Below are records to be output exactly, every one of them.

Records from a collection
** begin **
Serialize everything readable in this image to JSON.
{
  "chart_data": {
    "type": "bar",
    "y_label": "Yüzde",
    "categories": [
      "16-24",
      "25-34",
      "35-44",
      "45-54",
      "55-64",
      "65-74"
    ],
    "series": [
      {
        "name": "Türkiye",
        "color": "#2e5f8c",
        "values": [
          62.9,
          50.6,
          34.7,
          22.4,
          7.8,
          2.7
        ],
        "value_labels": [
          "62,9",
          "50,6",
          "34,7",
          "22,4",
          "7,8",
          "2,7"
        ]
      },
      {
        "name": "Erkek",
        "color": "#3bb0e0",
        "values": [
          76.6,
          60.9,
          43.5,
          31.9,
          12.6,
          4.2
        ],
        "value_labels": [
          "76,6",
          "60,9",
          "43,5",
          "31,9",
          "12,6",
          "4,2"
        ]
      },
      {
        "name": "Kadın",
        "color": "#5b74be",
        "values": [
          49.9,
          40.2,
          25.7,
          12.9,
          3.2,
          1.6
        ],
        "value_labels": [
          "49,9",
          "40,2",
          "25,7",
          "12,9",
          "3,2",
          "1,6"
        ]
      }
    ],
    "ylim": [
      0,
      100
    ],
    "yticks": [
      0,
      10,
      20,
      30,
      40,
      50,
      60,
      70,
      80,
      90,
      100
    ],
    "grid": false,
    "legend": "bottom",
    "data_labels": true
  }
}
** end **
Reply:
Serialize everything readable in this image to JSON.
{
  "chart_data": {
    "type": "bar",
    "y_label": "Yüzde",
    "categories": [
      "16-24",
      "25-34",
      "35-44",
      "45-54",
      "55-64",
      "65-74"
    ],
    "series": [
      {
        "name": "Türkiye",
        "color": "#2e5f8c",
        "values": [
          62.9,
          50.6,
          34.7,
          22.4,
          7.8,
          2.7
        ],
        "value_labels": [
          "62,9",
          "50,6",
          "34,7",
          "22,4",
          "7,8",
          "2,7"
        ]
      },
      {
        "name": "Erkek",
        "color": "#3bb0e0",
        "values": [
          76.6,
          60.9,
          43.5,
          31.9,
          12.6,
          4.2
        ],
        "value_labels": [
          "76,6",
          "60,9",
          "43,5",
          "31,9",
          "12,6",
          "4,2"
        ]
      },
      {
        "name": "Kadın",
        "color": "#5b74be",
        "values": [
          49.9,
          40.2,
          25.7,
          12.9,
          3.2,
          1.6
        ],
        "value_labels": [
          "49,9",
          "40,2",
          "25,7",
          "12,9",
          "3,2",
          "1,6"
        ]
      }
    ],
    "ylim": [
      0,
      100
    ],
    "yticks": [
      0,
      10,
      20,
      30,
      40,
      50,
      60,
      70,
      80,
      90,
      100
    ],
    "grid": false,
    "legend": "bottom",
    "data_labels": true
  }
}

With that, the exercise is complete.